- **Request**:
Your task is to transcribe the data in full.

===== Records provided =====

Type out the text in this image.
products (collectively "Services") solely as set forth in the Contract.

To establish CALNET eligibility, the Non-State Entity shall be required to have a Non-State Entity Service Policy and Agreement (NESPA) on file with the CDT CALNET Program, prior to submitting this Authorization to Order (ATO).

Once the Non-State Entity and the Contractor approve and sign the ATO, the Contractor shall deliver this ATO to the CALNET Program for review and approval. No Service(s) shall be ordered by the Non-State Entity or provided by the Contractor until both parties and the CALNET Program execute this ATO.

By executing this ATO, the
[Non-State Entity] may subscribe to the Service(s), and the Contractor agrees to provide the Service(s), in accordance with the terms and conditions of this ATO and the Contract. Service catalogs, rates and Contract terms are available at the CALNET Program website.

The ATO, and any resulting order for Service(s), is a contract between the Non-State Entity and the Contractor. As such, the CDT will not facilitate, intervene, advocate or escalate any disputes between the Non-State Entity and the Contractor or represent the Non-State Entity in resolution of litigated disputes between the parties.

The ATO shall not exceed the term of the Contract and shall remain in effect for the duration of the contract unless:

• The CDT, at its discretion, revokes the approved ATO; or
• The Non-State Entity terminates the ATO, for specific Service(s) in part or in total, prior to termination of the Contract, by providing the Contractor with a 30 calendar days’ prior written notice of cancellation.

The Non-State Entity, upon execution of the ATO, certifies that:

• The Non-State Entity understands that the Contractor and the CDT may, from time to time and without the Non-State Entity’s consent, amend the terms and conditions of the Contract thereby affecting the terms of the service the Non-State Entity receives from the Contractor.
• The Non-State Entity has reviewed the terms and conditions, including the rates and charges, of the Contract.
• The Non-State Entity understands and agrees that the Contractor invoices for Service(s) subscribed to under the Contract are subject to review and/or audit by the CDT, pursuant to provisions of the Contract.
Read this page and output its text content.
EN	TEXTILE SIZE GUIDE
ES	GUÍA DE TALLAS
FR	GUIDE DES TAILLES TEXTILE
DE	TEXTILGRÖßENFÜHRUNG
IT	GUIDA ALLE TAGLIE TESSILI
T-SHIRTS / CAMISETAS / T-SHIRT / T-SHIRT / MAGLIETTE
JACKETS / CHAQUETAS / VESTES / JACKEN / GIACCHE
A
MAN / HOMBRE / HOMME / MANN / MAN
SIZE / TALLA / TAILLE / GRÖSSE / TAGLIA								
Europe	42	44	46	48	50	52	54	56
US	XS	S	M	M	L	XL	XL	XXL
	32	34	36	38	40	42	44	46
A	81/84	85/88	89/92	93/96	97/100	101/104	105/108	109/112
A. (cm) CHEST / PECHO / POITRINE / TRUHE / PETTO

=====

- **Written answer**:
Type out the text in this image.
products (collectively "Services") solely as set forth in the Contract.

To establish CALNET eligibility, the Non-State Entity shall be required to have a Non-State Entity Service Policy and Agreement (NESPA) on file with the CDT CALNET Program, prior to submitting this Authorization to Order (ATO).

Once the Non-State Entity and the Contractor approve and sign the ATO, the Contractor shall deliver this ATO to the CALNET Program for review and approval. No Service(s) shall be ordered by the Non-State Entity or provided by the Contractor until both parties and the CALNET Program execute this ATO.

By executing this ATO, the
[Non-State Entity] may subscribe to the Service(s), and the Contractor agrees to provide the Service(s), in accordance with the terms and conditions of this ATO and the Contract. Service catalogs, rates and Contract terms are available at the CALNET Program website.

The ATO, and any resulting order for Service(s), is a contract between the Non-State Entity and the Contractor. As such, the CDT will not facilitate, intervene, advocate or escalate any disputes between the Non-State Entity and the Contractor or represent the Non-State Entity in resolution of litigated disputes between the parties.

The ATO shall not exceed the term of the Contract and shall remain in effect for the duration of the contract unless:

• The CDT, at its discretion, revokes the approved ATO; or
• The Non-State Entity terminates the ATO, for specific Service(s) in part or in total, prior to termination of the Contract, by providing the Contractor with a 30 calendar days’ prior written notice of cancellation.

The Non-State Entity, upon execution of the ATO, certifies that:

• The Non-State Entity understands that the Contractor and the CDT may, from time to time and without the Non-State Entity’s consent, amend the terms and conditions of the Contract thereby affecting the terms of the service the Non-State Entity receives from the Contractor.
• The Non-State Entity has reviewed the terms and conditions, including the rates and charges, of the Contract.
• The Non-State Entity understands and agrees that the Contractor invoices for Service(s) subscribed to under the Contract are subject to review and/or audit by the CDT, pursuant to provisions of the Contract.
Read this page and output its text content.
EN	TEXTILE SIZE GUIDE
ES	GUÍA DE TALLAS
FR	GUIDE DES TAILLES TEXTILE
DE	TEXTILGRÖßENFÜHRUNG
IT	GUIDA ALLE TAGLIE TESSILI
T-SHIRTS / CAMISETAS / T-SHIRT / T-SHIRT / MAGLIETTE
JACKETS / CHAQUETAS / VESTES / JACKEN / GIACCHE
A
MAN / HOMBRE / HOMME / MANN / MAN
SIZE / TALLA / TAILLE / GRÖSSE / TAGLIA								
Europe	42	44	46	48	50	52	54	56
US	XS	S	M	M	L	XL	XL	XXL
	32	34	36	38	40	42	44	46
A	81/84	85/88	89/92	93/96	97/100	101/104	105/108	109/112
A. (cm) CHEST / PECHO / POITRINE / TRUHE / PETTO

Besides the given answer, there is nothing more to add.